WHAT IS ASKED
For each line that holds "right", copy the line out.

AVAILABLE RECORDS
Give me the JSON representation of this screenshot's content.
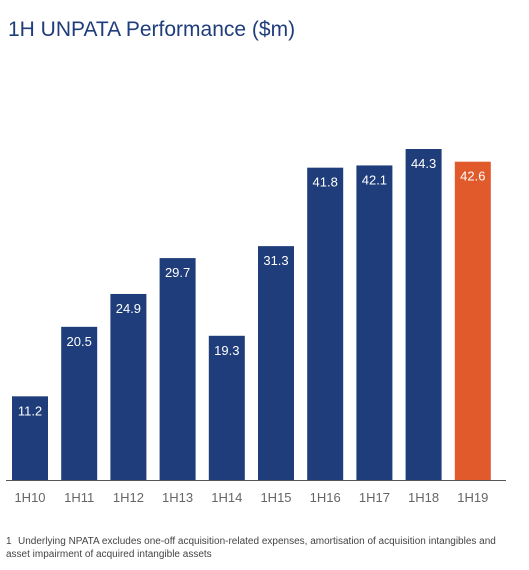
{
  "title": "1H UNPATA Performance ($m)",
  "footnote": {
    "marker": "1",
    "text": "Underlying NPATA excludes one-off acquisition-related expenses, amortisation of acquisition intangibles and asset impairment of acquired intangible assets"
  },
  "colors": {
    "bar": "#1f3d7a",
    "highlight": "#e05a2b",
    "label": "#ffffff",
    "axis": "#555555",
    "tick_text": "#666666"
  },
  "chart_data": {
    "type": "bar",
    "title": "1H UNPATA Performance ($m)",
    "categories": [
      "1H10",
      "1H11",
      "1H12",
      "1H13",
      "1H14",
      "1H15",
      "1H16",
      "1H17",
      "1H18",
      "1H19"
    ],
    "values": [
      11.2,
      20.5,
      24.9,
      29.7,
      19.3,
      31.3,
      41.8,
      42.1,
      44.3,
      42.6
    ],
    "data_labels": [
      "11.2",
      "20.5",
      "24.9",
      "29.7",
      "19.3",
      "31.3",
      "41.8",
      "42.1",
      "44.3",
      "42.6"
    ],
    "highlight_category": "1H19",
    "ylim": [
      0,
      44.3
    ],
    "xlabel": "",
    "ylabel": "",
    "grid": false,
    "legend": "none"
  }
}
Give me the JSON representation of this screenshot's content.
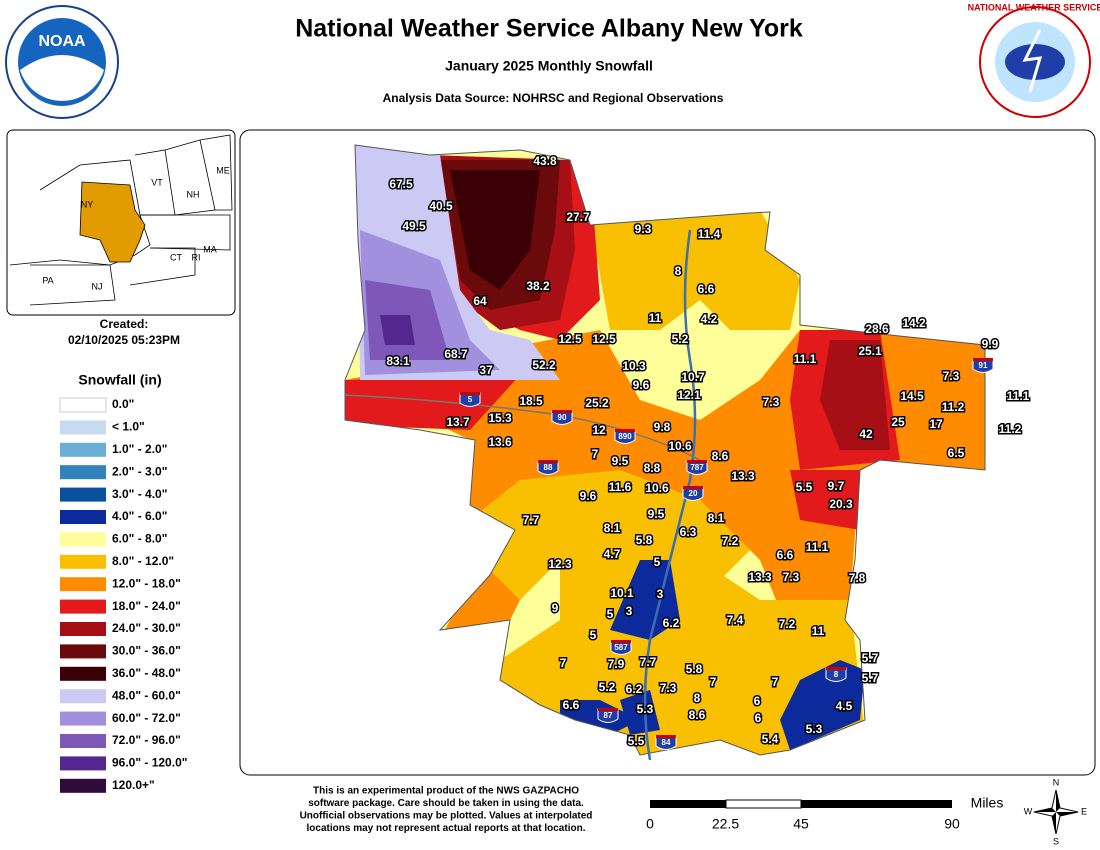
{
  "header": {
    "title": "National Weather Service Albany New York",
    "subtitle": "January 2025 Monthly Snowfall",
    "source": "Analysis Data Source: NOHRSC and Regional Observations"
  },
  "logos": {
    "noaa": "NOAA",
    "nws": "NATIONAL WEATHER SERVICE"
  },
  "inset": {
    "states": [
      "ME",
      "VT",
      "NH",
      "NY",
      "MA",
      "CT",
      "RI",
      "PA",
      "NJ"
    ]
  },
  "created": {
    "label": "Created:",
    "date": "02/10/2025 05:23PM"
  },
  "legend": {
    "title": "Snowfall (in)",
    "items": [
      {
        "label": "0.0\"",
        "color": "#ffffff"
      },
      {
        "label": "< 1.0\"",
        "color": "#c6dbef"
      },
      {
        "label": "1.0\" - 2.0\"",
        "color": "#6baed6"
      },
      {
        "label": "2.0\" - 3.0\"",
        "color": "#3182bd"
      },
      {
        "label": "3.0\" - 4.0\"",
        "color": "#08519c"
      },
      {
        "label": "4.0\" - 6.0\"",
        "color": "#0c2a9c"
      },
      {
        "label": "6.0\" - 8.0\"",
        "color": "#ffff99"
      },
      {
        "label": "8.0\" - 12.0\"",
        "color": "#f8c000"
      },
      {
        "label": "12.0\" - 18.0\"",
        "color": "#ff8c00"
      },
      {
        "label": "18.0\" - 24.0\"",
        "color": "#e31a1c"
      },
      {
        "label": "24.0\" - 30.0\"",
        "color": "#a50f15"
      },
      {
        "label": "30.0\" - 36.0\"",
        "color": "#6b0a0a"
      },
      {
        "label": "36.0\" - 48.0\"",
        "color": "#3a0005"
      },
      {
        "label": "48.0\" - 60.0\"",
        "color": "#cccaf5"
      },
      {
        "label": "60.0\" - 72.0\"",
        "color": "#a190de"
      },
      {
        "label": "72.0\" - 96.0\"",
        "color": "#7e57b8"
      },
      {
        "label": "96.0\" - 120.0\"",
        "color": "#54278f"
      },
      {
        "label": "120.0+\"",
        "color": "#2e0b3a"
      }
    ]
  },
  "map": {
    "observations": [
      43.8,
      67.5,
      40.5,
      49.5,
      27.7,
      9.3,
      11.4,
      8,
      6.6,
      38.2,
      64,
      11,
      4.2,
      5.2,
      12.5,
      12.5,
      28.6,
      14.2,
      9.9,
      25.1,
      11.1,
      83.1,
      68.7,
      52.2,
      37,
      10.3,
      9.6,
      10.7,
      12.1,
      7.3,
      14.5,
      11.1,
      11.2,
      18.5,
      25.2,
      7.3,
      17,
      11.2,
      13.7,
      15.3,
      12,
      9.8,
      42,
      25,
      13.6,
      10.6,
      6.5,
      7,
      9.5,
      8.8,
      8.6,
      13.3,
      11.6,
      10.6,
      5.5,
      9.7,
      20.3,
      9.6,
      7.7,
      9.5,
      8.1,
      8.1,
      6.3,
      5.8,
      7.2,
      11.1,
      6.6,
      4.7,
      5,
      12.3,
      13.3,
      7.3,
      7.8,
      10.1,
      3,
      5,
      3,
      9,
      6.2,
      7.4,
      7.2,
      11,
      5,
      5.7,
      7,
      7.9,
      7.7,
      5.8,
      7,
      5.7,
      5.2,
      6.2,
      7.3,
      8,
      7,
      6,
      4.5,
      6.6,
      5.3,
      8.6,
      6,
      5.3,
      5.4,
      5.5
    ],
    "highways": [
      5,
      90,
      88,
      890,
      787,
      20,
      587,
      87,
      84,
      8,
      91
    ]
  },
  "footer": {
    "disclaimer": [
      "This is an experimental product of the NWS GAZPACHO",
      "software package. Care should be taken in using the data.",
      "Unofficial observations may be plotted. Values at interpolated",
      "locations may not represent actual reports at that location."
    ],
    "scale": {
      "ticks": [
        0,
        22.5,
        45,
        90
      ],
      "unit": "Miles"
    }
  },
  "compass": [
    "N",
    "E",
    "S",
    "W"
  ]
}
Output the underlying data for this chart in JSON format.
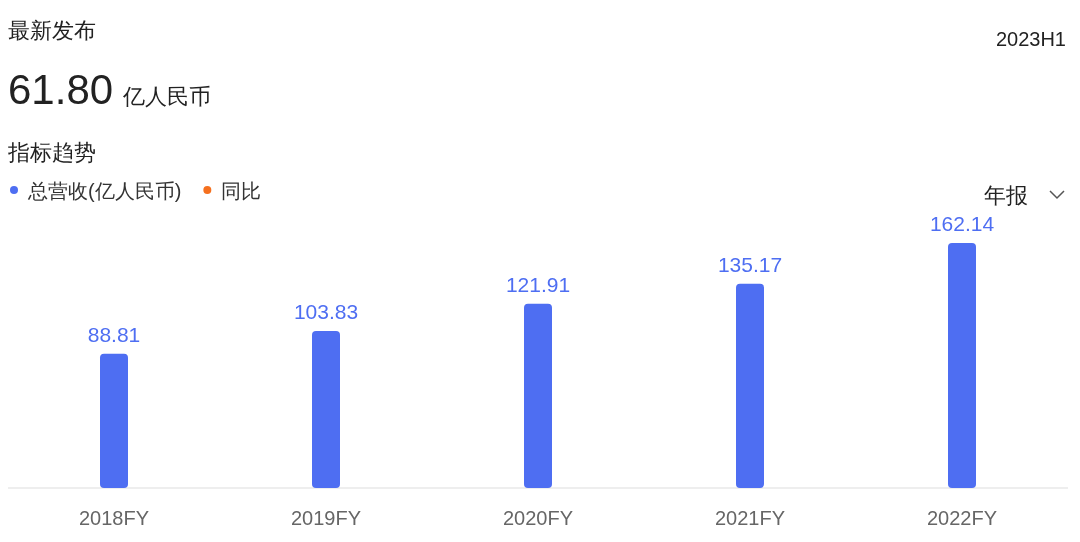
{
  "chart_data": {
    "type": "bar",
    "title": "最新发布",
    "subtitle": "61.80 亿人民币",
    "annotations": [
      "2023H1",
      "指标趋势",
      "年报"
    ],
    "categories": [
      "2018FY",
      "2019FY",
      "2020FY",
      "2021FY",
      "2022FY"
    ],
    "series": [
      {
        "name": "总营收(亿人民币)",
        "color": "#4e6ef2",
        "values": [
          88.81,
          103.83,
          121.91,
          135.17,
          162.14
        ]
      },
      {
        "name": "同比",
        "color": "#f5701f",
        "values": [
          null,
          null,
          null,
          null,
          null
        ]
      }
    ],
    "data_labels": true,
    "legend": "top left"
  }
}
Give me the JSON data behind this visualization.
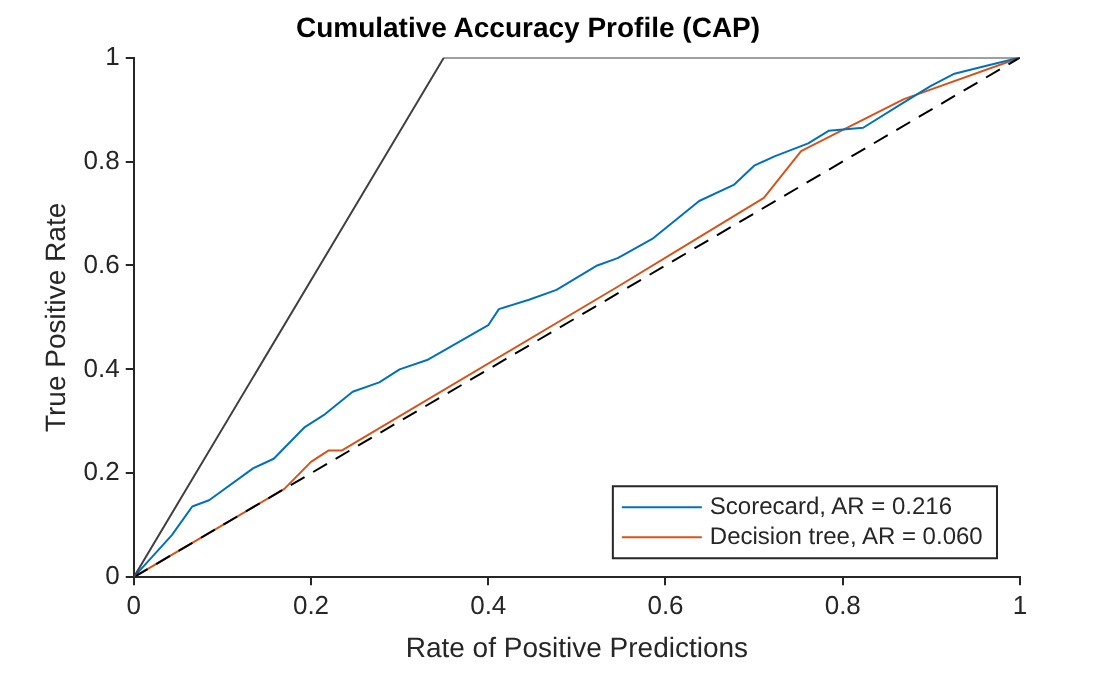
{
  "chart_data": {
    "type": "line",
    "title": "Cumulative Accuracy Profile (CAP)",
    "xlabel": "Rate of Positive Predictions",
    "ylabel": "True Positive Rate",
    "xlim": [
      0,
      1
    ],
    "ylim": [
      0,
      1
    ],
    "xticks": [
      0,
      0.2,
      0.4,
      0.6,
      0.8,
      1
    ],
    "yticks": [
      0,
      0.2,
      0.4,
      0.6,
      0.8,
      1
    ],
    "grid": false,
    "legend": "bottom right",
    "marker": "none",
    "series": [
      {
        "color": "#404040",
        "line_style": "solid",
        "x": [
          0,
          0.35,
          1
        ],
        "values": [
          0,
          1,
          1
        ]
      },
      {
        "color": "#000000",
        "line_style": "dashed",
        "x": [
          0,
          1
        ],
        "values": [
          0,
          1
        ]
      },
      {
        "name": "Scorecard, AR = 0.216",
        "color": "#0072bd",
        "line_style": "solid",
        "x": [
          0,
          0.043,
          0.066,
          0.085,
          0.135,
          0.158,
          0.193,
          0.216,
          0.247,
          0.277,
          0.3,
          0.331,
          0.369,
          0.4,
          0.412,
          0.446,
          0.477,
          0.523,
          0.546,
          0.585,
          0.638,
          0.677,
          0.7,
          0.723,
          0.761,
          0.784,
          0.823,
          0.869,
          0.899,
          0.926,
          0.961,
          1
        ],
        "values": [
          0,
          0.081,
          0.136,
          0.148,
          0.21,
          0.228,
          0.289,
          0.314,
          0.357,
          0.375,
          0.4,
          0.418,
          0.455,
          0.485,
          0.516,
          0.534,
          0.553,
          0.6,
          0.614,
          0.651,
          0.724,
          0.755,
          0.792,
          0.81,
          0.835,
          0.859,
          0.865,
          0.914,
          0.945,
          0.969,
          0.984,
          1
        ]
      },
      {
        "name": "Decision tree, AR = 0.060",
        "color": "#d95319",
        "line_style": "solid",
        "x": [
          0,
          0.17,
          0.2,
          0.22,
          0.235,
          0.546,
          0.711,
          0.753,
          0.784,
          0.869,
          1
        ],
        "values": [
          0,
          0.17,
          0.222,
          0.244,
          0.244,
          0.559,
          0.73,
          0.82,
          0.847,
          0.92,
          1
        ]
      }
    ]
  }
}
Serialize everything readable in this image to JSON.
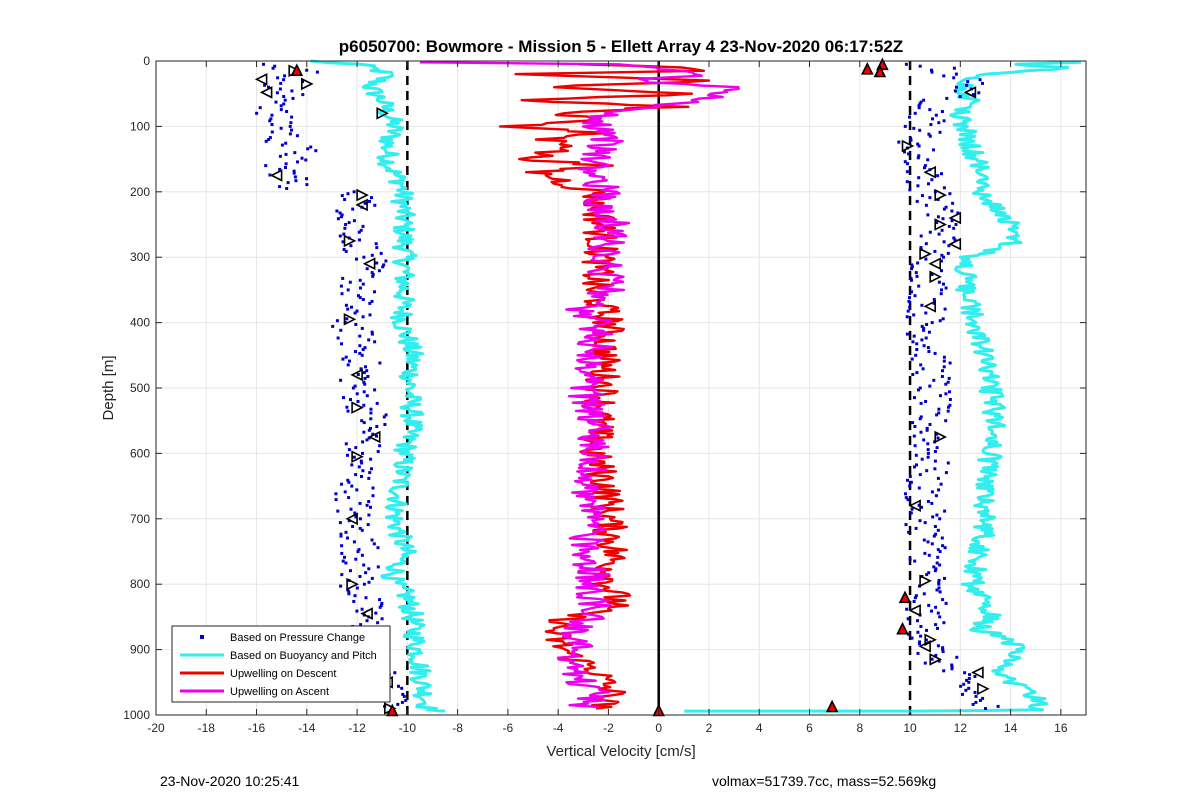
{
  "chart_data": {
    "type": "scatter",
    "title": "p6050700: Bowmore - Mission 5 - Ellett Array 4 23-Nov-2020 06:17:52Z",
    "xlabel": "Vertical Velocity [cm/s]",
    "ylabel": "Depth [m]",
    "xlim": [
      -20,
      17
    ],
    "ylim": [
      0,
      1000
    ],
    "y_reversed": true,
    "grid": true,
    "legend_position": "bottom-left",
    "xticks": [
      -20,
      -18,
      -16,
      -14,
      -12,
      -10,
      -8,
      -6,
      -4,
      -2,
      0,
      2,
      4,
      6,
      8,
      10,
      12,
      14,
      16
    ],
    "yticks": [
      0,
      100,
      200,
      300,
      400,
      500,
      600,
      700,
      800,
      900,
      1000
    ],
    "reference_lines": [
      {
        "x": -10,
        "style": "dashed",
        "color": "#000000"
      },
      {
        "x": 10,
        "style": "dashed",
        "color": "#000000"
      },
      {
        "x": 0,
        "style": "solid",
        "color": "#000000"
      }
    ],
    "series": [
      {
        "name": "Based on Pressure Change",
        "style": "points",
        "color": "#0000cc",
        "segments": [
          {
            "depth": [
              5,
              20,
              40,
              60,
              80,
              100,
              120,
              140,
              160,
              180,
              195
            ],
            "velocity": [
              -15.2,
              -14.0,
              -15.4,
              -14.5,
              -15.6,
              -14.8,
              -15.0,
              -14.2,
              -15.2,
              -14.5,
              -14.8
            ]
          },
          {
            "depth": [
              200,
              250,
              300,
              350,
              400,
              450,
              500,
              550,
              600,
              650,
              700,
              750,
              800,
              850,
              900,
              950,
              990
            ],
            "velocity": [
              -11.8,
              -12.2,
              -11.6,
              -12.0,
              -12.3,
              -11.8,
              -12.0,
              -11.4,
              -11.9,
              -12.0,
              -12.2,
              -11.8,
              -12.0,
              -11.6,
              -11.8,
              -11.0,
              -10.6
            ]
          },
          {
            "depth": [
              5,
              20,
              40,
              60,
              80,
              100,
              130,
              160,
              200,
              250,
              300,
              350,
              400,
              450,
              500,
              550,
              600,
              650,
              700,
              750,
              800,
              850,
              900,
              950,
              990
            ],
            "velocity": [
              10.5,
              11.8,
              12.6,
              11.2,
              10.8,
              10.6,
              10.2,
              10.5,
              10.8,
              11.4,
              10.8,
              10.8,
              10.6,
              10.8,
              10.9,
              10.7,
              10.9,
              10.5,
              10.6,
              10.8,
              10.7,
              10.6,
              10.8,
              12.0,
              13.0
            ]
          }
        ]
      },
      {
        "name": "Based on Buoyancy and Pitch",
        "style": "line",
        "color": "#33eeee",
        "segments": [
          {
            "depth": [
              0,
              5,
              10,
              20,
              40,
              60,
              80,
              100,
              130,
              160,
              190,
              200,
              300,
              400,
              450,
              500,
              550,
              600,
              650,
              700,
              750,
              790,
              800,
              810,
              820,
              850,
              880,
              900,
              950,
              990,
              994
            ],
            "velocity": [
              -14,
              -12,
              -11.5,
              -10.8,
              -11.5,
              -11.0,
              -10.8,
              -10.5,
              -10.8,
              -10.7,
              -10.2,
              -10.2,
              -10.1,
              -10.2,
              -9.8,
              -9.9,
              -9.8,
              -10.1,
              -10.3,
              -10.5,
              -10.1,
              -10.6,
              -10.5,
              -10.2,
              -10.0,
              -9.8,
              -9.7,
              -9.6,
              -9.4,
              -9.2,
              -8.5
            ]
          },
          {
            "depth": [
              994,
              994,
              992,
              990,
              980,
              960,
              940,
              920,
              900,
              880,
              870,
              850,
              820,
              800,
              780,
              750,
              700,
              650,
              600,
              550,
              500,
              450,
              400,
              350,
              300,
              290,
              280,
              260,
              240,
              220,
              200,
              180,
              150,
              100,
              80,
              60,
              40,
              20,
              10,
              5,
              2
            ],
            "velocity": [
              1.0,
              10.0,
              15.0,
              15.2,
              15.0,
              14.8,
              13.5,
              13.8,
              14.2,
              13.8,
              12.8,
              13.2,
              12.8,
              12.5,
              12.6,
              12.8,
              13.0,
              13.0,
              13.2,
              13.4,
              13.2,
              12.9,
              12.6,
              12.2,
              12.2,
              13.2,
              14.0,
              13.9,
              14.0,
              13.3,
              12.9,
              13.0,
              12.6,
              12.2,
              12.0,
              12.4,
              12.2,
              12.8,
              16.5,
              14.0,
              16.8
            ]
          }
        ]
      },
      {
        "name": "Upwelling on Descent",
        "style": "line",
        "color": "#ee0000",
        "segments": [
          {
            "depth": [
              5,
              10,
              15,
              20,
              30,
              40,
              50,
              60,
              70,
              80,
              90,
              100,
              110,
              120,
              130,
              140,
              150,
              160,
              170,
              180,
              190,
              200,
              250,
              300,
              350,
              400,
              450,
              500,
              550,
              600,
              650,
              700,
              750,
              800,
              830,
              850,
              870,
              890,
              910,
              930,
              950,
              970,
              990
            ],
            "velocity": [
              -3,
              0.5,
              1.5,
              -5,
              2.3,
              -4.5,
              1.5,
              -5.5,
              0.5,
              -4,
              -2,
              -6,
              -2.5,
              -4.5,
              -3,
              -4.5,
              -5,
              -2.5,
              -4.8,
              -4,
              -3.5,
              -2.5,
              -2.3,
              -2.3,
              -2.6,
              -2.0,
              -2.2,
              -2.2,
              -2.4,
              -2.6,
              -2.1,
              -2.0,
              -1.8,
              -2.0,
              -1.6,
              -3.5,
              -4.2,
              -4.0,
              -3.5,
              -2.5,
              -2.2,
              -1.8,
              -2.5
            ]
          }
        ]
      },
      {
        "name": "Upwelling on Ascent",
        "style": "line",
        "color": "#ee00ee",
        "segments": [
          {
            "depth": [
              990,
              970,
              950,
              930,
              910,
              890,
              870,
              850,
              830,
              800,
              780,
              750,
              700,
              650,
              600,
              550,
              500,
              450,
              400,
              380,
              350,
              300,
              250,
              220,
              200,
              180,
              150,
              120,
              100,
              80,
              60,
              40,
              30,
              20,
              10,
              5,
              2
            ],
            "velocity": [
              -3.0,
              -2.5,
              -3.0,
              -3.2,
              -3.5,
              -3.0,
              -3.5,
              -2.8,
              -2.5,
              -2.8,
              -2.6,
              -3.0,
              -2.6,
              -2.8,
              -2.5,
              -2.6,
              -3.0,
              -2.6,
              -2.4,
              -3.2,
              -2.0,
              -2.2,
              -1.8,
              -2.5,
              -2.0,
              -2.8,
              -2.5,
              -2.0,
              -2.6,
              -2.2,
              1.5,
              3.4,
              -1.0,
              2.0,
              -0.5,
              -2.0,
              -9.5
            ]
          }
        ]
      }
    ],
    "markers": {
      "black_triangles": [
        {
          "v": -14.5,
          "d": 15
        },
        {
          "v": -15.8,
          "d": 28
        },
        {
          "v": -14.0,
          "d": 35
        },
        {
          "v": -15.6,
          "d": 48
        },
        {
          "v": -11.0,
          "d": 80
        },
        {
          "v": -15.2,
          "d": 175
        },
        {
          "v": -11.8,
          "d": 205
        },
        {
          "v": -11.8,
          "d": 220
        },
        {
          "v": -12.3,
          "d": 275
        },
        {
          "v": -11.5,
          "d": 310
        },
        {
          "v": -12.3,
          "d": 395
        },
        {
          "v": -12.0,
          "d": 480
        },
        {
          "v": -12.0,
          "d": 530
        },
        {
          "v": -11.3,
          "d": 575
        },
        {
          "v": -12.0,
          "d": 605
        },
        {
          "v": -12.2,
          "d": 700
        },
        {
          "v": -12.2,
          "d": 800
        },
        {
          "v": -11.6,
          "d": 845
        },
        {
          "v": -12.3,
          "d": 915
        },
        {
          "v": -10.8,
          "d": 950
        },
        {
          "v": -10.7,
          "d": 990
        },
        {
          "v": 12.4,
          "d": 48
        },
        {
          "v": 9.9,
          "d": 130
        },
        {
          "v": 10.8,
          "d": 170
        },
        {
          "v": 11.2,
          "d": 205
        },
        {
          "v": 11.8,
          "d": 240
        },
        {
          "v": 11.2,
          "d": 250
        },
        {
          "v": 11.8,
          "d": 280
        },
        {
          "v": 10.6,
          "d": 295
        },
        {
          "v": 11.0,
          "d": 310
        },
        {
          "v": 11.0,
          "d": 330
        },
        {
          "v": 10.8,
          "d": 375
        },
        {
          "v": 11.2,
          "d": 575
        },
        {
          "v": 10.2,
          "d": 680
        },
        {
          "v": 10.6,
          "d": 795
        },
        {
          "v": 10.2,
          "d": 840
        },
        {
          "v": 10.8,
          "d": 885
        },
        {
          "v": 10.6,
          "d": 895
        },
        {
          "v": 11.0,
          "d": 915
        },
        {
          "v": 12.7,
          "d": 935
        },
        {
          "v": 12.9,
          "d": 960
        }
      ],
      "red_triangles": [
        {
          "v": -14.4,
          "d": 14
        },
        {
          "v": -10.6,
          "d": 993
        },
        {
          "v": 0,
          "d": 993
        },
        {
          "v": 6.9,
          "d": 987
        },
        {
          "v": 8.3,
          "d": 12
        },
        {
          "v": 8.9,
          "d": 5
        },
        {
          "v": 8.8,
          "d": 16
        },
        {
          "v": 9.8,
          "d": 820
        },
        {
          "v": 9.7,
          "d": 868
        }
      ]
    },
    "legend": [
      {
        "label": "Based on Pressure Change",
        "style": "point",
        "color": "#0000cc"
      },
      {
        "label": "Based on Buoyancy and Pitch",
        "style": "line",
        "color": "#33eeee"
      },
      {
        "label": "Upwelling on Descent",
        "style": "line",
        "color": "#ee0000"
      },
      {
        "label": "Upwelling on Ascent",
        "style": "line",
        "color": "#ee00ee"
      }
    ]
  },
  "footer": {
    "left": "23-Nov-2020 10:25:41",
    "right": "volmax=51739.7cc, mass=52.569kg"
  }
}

TASK ANSWER
    "legend": "bottom right",
    "right": "volmax=51739.7cc, mass=52.569kg"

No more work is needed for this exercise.